# What you have to do
An exact copy of all the data is required, with pictures left out.

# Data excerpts
--*--

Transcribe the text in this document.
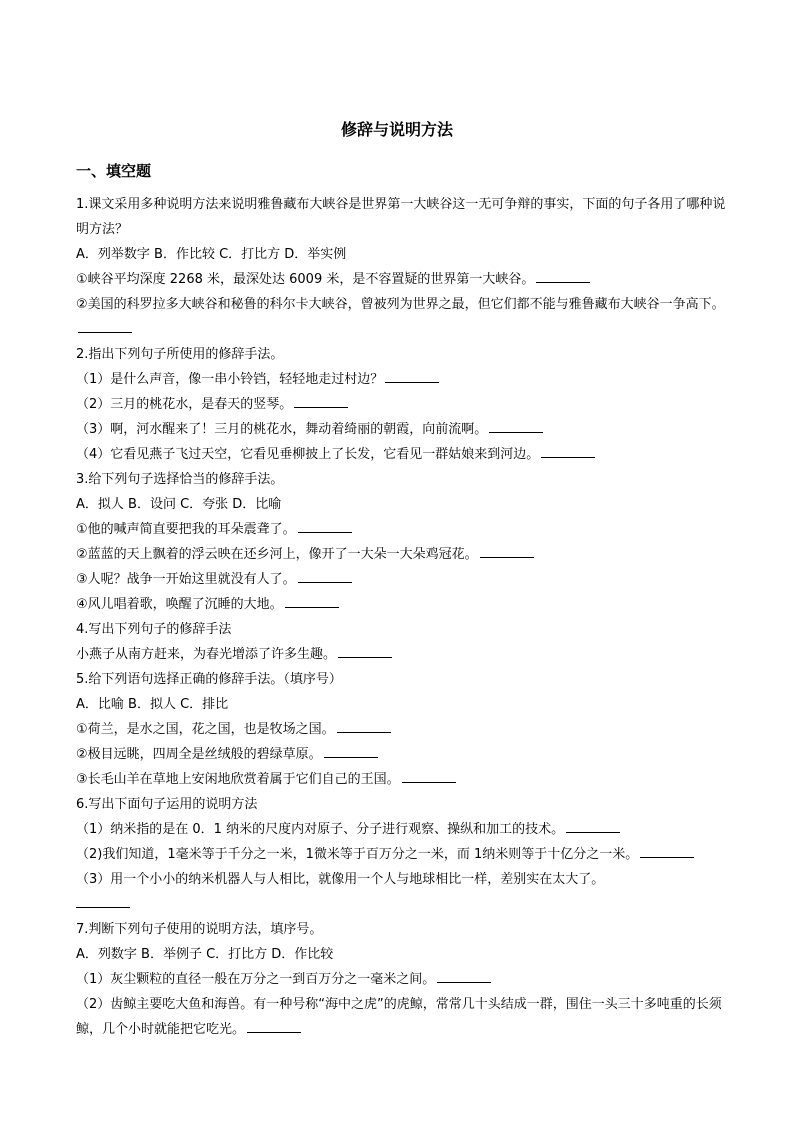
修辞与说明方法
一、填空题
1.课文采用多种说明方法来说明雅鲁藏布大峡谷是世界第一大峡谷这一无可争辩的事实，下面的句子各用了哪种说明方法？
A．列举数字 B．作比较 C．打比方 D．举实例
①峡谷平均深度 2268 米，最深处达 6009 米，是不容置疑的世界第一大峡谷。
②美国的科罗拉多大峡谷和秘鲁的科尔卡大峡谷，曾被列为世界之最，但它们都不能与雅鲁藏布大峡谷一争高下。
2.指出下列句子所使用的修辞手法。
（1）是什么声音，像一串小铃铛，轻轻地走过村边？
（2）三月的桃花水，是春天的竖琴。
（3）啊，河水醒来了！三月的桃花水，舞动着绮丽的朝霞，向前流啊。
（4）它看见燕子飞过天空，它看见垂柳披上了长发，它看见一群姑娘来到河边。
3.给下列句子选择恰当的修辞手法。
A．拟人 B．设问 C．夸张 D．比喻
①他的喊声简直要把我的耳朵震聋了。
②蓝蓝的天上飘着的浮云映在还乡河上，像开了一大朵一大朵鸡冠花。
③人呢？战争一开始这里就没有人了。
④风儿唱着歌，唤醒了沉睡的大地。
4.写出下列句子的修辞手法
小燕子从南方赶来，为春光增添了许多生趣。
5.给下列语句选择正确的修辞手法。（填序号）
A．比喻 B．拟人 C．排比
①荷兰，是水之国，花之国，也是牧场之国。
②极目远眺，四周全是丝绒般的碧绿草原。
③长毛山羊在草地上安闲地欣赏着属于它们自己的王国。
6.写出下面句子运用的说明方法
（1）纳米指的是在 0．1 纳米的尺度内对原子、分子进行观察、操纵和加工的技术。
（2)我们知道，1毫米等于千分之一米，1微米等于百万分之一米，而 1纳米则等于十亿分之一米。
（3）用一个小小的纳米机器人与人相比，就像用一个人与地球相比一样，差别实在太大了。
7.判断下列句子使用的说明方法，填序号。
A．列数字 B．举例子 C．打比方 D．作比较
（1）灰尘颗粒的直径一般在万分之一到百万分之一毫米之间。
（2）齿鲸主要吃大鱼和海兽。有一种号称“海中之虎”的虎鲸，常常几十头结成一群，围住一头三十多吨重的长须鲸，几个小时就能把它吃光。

--*--

# Answer to the exercise
Transcribe the text in this document.
修辞与说明方法
一、填空题
1.课文采用多种说明方法来说明雅鲁藏布大峡谷是世界第一大峡谷这一无可争辩的事实，下面的句子各用了哪种说明方法？
A．列举数字 B．作比较 C．打比方 D．举实例
①峡谷平均深度 2268 米，最深处达 6009 米，是不容置疑的世界第一大峡谷。
②美国的科罗拉多大峡谷和秘鲁的科尔卡大峡谷，曾被列为世界之最，但它们都不能与雅鲁藏布大峡谷一争高下。
2.指出下列句子所使用的修辞手法。
（1）是什么声音，像一串小铃铛，轻轻地走过村边？
（2）三月的桃花水，是春天的竖琴。
（3）啊，河水醒来了！三月的桃花水，舞动着绮丽的朝霞，向前流啊。
（4）它看见燕子飞过天空，它看见垂柳披上了长发，它看见一群姑娘来到河边。
3.给下列句子选择恰当的修辞手法。
A．拟人 B．设问 C．夸张 D．比喻
①他的喊声简直要把我的耳朵震聋了。
②蓝蓝的天上飘着的浮云映在还乡河上，像开了一大朵一大朵鸡冠花。
③人呢？战争一开始这里就没有人了。
④风儿唱着歌，唤醒了沉睡的大地。
4.写出下列句子的修辞手法
小燕子从南方赶来，为春光增添了许多生趣。
5.给下列语句选择正确的修辞手法。（填序号）
A．比喻 B．拟人 C．排比
①荷兰，是水之国，花之国，也是牧场之国。
②极目远眺，四周全是丝绒般的碧绿草原。
③长毛山羊在草地上安闲地欣赏着属于它们自己的王国。
6.写出下面句子运用的说明方法
（1）纳米指的是在 0．1 纳米的尺度内对原子、分子进行观察、操纵和加工的技术。
（2)我们知道，1毫米等于千分之一米，1微米等于百万分之一米，而 1纳米则等于十亿分之一米。
（3）用一个小小的纳米机器人与人相比，就像用一个人与地球相比一样，差别实在太大了。
7.判断下列句子使用的说明方法，填序号。
A．列数字 B．举例子 C．打比方 D．作比较
（1）灰尘颗粒的直径一般在万分之一到百万分之一毫米之间。
（2）齿鲸主要吃大鱼和海兽。有一种号称“海中之虎”的虎鲸，常常几十头结成一群，围住一头三十多吨重的长须鲸，几个小时就能把它吃光。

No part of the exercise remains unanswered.